**TEXT:**
- - -

The patch looks fine technically and is definitely an improvement since the
intermediate conversion looks odd.  But it might be that the standard
requires such dance though the preceeding cases handled don't seem to
care.  I'm thinking of a FP format where round(1.6) == 3 because of lack
of precision but using an intermediate FP format with higher precision
would "correctly" compute 2.

Of course the current code doesn't handle this correctly for the
case if llroundf either.

Richard.

> I've not contributed to the Fortran front end before.  If the maintainers like
> the patch, can somebody point out if I need to do additional things to commit
> the patch?
>
> gcc/fortran/
> 2021-04-19  Michael Meissner  <meissner@linux.ibm.com>
>
>         PR gfortran/96983
>         * trans-intrinsic.c (build_round_expr): If int type is larger than
>         long long, do the round and convert to the integer type.  Do not
>         try to find a floating point type the exact size of the integer
>         type.
> ---
>  gcc/fortran/trans-intrinsic.c | 26 ++++++++------------------
>  1 file changed, 8 insertions(+), 18 deletions(-)
>
> diff --git a/gcc/fortran/trans-intrinsic.c b/gcc/fortran/trans-intrinsic.c
> index 5e53d1162fa..cceef8f34ac 100644
> --- a/gcc/fortran/trans-intrinsic.c
> +++ b/gcc/fortran/trans-intrinsic.c
> @@ -386,30 +386,20 @@ build_round_expr (tree arg, tree restype)

- - -

**REQUEST:** Continue the message about the Fortran rounding patch from the point where it ends.

- - -

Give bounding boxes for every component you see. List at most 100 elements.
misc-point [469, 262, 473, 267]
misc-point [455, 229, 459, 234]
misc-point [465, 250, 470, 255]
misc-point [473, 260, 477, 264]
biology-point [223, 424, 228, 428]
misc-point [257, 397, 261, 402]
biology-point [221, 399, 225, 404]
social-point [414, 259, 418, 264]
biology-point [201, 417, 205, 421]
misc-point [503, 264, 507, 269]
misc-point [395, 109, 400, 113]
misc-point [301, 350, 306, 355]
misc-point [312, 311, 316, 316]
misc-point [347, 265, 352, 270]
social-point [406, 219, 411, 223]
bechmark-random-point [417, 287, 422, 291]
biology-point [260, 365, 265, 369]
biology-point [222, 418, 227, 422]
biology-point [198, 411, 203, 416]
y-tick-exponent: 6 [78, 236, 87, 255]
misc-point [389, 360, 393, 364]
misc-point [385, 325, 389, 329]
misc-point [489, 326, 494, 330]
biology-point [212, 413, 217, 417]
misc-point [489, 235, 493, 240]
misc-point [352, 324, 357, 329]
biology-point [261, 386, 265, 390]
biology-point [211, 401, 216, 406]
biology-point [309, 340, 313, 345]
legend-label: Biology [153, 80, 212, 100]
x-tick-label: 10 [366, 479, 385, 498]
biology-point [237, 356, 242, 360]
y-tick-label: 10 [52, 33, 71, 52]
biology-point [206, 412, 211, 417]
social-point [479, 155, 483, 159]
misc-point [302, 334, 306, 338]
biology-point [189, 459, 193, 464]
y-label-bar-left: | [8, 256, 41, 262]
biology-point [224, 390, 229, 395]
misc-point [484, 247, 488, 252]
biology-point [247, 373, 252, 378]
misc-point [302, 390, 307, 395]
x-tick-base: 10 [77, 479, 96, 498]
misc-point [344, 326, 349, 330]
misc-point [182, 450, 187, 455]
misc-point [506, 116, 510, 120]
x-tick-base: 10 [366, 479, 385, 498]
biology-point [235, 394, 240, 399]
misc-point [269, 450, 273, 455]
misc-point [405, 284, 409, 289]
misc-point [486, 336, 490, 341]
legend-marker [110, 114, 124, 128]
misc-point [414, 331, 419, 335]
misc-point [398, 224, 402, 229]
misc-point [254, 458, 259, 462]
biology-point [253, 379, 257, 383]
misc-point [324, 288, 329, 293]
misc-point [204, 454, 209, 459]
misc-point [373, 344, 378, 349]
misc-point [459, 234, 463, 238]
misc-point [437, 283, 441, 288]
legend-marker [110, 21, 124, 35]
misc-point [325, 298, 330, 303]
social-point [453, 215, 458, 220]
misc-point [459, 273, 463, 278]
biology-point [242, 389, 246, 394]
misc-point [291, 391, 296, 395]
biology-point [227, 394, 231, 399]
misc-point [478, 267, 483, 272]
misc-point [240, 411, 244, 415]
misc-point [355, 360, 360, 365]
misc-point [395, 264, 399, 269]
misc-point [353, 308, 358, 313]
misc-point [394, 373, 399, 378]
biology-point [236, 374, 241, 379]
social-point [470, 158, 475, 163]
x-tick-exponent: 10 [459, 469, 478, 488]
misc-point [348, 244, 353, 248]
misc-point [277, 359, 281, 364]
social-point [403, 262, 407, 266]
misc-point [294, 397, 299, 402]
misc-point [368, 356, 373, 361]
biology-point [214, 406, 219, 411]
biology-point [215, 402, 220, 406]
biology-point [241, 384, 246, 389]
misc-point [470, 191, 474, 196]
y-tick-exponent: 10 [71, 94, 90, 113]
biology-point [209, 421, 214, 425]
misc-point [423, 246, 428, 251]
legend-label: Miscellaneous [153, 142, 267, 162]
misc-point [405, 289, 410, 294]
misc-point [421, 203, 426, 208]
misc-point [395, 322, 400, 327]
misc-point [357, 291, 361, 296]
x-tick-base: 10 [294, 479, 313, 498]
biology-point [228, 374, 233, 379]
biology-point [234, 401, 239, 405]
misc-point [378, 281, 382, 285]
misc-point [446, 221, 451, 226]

- - -

**ANSWER BELOW:**
>    argprec = TYPE_PRECISION (argtype);
>    resprec = TYPE_PRECISION (restype);
>
> -  /* Depending on the type of the result, choose the int intrinsic
> -     (iround, available only as a builtin, therefore cannot use it for
> -     __float128), long int intrinsic (lround family) or long long
> -     intrinsic (llround).  We might also need to convert the result
> -     afterwards.  */
> +  /* Depending on the type of the result, choose the int intrinsic (iround,
> +     available only as a builtin, therefore cannot use it for __float128), long
> +     int intrinsic (lround family) or long long intrinsic (llround).  If we
> +     don't have an appropriate function that converts directly to the integer
> +     type (such as kind == 16), just use ROUND, and then convert the result to
> +     an integer.  We might also need to convert the result afterwards.  */
>    if (resprec <= INT_TYPE_SIZE && argprec <= LONG_DOUBLE_TYPE_SIZE)
>      fn = builtin_decl_for_precision (BUILT_IN_IROUND, argprec);
>    else if (resprec <= LONG_TYPE_SIZE)
>      fn = builtin_decl_for_precision (BUILT_IN_LROUND, argprec);
>    else if (resprec <= LONG_LONG_TYPE_SIZE)
>      fn = builtin_decl_for_precision (BUILT_IN_LLROUND, argprec);
> -  else if (resprec >= argprec && resprec == 128)
> -    {
> -      /* Search for a real kind suitable as temporary for conversion.  */
> -      int kind = -1;
> -      for (int i = 0; kind < 0 && gfc_real_kinds[i].kind != 0; i++)
> -       if (gfc_real_kinds[i].mode_precision >= resprec)
> -         kind = gfc_real_kinds[i].kind;
> -      if (kind < 0)
> -       gfc_internal_error ("Could not find real kind with at least %d bits",
> -                           resprec);
> -      arg = fold_convert (gfc_get_real_type (kind), arg);
> -      fn = gfc_builtin_decl_for_float_kind (BUILT_IN_ROUND, kind);
> -    }
> +  else if (resprec >= argprec)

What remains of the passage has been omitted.